**Task to complete**. Copy the listing below in full and skip every picture.

**Information given**.
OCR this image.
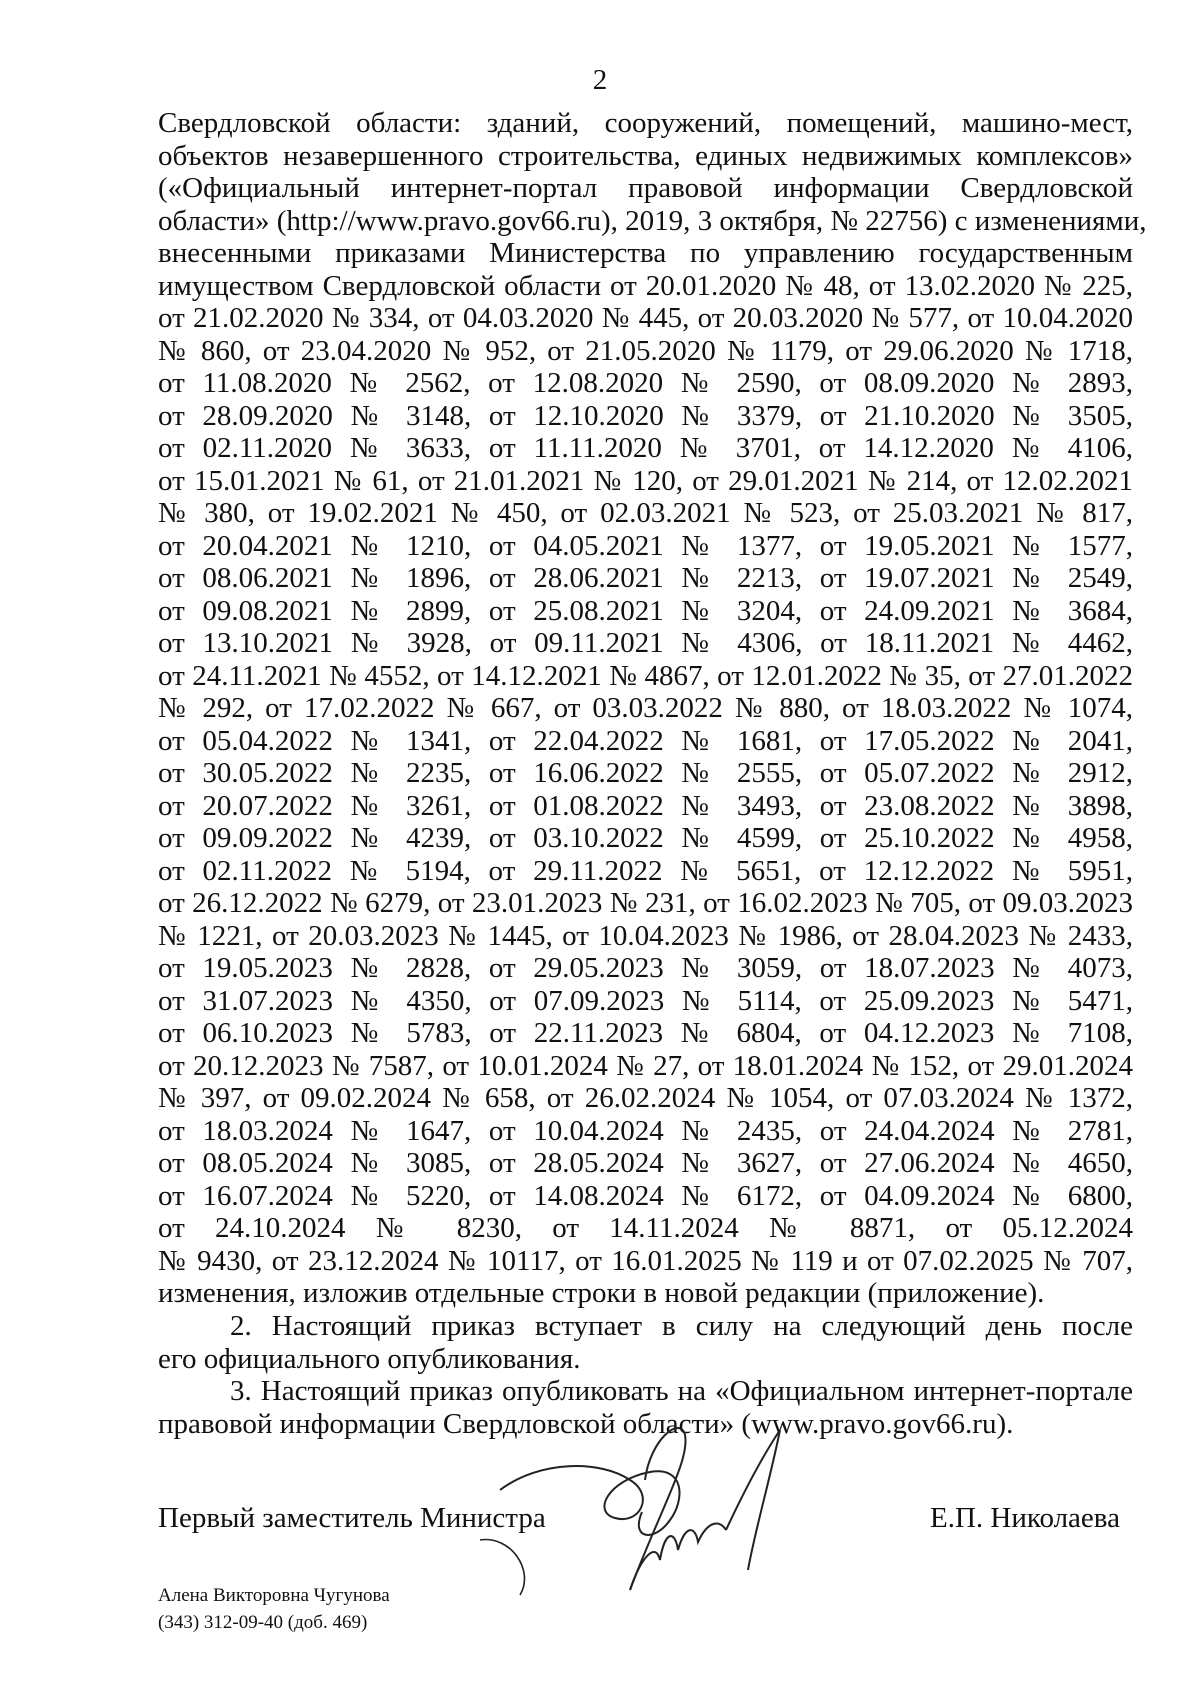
2
Свердловской области: зданий, сооружений, помещений, машино-мест,
объектов незавершенного строительства, единых недвижимых комплексов»
(«Официальный интернет-портал правовой информации Свердловской
области» (http://www.pravo.gov66.ru), 2019, 3 октября, № 22756) с изменениями,
внесенными приказами Министерства по управлению государственным
имуществом Свердловской области от 20.01.2020 № 48, от 13.02.2020 № 225,
от 21.02.2020 № 334, от 04.03.2020 № 445, от 20.03.2020 № 577, от 10.04.2020
№ 860, от 23.04.2020 № 952, от 21.05.2020 № 1179, от 29.06.2020 № 1718,
от 11.08.2020 № 2562, от 12.08.2020 № 2590, от 08.09.2020 № 2893,
от 28.09.2020 № 3148, от 12.10.2020 № 3379, от 21.10.2020 № 3505,
от 02.11.2020 № 3633, от 11.11.2020 № 3701, от 14.12.2020 № 4106,
от 15.01.2021 № 61, от 21.01.2021 № 120, от 29.01.2021 № 214, от 12.02.2021
№ 380, от 19.02.2021 № 450, от 02.03.2021 № 523, от 25.03.2021 № 817,
от 20.04.2021 № 1210, от 04.05.2021 № 1377, от 19.05.2021 № 1577,
от 08.06.2021 № 1896, от 28.06.2021 № 2213, от 19.07.2021 № 2549,
от 09.08.2021 № 2899, от 25.08.2021 № 3204, от 24.09.2021 № 3684,
от 13.10.2021 № 3928, от 09.11.2021 № 4306, от 18.11.2021 № 4462,
от 24.11.2021 № 4552, от 14.12.2021 № 4867, от 12.01.2022 № 35, от 27.01.2022
№ 292, от 17.02.2022 № 667, от 03.03.2022 № 880, от 18.03.2022 № 1074,
от 05.04.2022 № 1341, от 22.04.2022 № 1681, от 17.05.2022 № 2041,
от 30.05.2022 № 2235, от 16.06.2022 № 2555, от 05.07.2022 № 2912,
от 20.07.2022 № 3261, от 01.08.2022 № 3493, от 23.08.2022 № 3898,
от 09.09.2022 № 4239, от 03.10.2022 № 4599, от 25.10.2022 № 4958,
от 02.11.2022 № 5194, от 29.11.2022 № 5651, от 12.12.2022 № 5951,
от 26.12.2022 № 6279, от 23.01.2023 № 231, от 16.02.2023 № 705, от 09.03.2023
№ 1221, от 20.03.2023 № 1445, от 10.04.2023 № 1986, от 28.04.2023 № 2433,
от 19.05.2023 № 2828, от 29.05.2023 № 3059, от 18.07.2023 № 4073,
от 31.07.2023 № 4350, от 07.09.2023 № 5114, от 25.09.2023 № 5471,
от 06.10.2023 № 5783, от 22.11.2023 № 6804, от 04.12.2023 № 7108,
от 20.12.2023 № 7587, от 10.01.2024 № 27, от 18.01.2024 № 152, от 29.01.2024
№ 397, от 09.02.2024 № 658, от 26.02.2024 № 1054, от 07.03.2024 № 1372,
от 18.03.2024 № 1647, от 10.04.2024 № 2435, от 24.04.2024 № 2781,
от 08.05.2024 № 3085, от 28.05.2024 № 3627, от 27.06.2024 № 4650,
от 16.07.2024 № 5220, от 14.08.2024 № 6172, от 04.09.2024 № 6800,
от 24.10.2024 № 8230, от 14.11.2024 № 8871, от 05.12.2024
№ 9430, от 23.12.2024 № 10117, от 16.01.2025 № 119 и от 07.02.2025 № 707,
изменения, изложив отдельные строки в новой редакции (приложение).
2. Настоящий приказ вступает в силу на следующий день после
его официального опубликования.
3. Настоящий приказ опубликовать на «Официальном интернет-портале
правовой информации Свердловской области» (www.pravo.gov66.ru).
Первый заместитель Министра	Е.П. Николаева
Алена Викторовна Чугунова
(343) 312-09-40 (доб. 469)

**Answer to this task**.
OCR this image.
2
Свердловской области: зданий, сооружений, помещений, машино-мест,
объектов незавершенного строительства, единых недвижимых комплексов»
(«Официальный интернет-портал правовой информации Свердловской
области» (http://www.pravo.gov66.ru), 2019, 3 октября, № 22756) с изменениями,
внесенными приказами Министерства по управлению государственным
имуществом Свердловской области от 20.01.2020 № 48, от 13.02.2020 № 225,
от 21.02.2020 № 334, от 04.03.2020 № 445, от 20.03.2020 № 577, от 10.04.2020
№ 860, от 23.04.2020 № 952, от 21.05.2020 № 1179, от 29.06.2020 № 1718,
от 11.08.2020 № 2562, от 12.08.2020 № 2590, от 08.09.2020 № 2893,
от 28.09.2020 № 3148, от 12.10.2020 № 3379, от 21.10.2020 № 3505,
от 02.11.2020 № 3633, от 11.11.2020 № 3701, от 14.12.2020 № 4106,
от 15.01.2021 № 61, от 21.01.2021 № 120, от 29.01.2021 № 214, от 12.02.2021
№ 380, от 19.02.2021 № 450, от 02.03.2021 № 523, от 25.03.2021 № 817,
от 20.04.2021 № 1210, от 04.05.2021 № 1377, от 19.05.2021 № 1577,
от 08.06.2021 № 1896, от 28.06.2021 № 2213, от 19.07.2021 № 2549,
от 09.08.2021 № 2899, от 25.08.2021 № 3204, от 24.09.2021 № 3684,
от 13.10.2021 № 3928, от 09.11.2021 № 4306, от 18.11.2021 № 4462,
от 24.11.2021 № 4552, от 14.12.2021 № 4867, от 12.01.2022 № 35, от 27.01.2022
№ 292, от 17.02.2022 № 667, от 03.03.2022 № 880, от 18.03.2022 № 1074,
от 05.04.2022 № 1341, от 22.04.2022 № 1681, от 17.05.2022 № 2041,
от 30.05.2022 № 2235, от 16.06.2022 № 2555, от 05.07.2022 № 2912,
от 20.07.2022 № 3261, от 01.08.2022 № 3493, от 23.08.2022 № 3898,
от 09.09.2022 № 4239, от 03.10.2022 № 4599, от 25.10.2022 № 4958,
от 02.11.2022 № 5194, от 29.11.2022 № 5651, от 12.12.2022 № 5951,
от 26.12.2022 № 6279, от 23.01.2023 № 231, от 16.02.2023 № 705, от 09.03.2023
№ 1221, от 20.03.2023 № 1445, от 10.04.2023 № 1986, от 28.04.2023 № 2433,
от 19.05.2023 № 2828, от 29.05.2023 № 3059, от 18.07.2023 № 4073,
от 31.07.2023 № 4350, от 07.09.2023 № 5114, от 25.09.2023 № 5471,
от 06.10.2023 № 5783, от 22.11.2023 № 6804, от 04.12.2023 № 7108,
от 20.12.2023 № 7587, от 10.01.2024 № 27, от 18.01.2024 № 152, от 29.01.2024
№ 397, от 09.02.2024 № 658, от 26.02.2024 № 1054, от 07.03.2024 № 1372,
от 18.03.2024 № 1647, от 10.04.2024 № 2435, от 24.04.2024 № 2781,
от 08.05.2024 № 3085, от 28.05.2024 № 3627, от 27.06.2024 № 4650,
от 16.07.2024 № 5220, от 14.08.2024 № 6172, от 04.09.2024 № 6800,
от 24.10.2024 № 8230, от 14.11.2024 № 8871, от 05.12.2024
№ 9430, от 23.12.2024 № 10117, от 16.01.2025 № 119 и от 07.02.2025 № 707,
изменения, изложив отдельные строки в новой редакции (приложение).
2. Настоящий приказ вступает в силу на следующий день после
его официального опубликования.
3. Настоящий приказ опубликовать на «Официальном интернет-портале
правовой информации Свердловской области» (www.pravo.gov66.ru).
Первый заместитель Министра	Е.П. Николаева
Алена Викторовна Чугунова
(343) 312-09-40 (доб. 469)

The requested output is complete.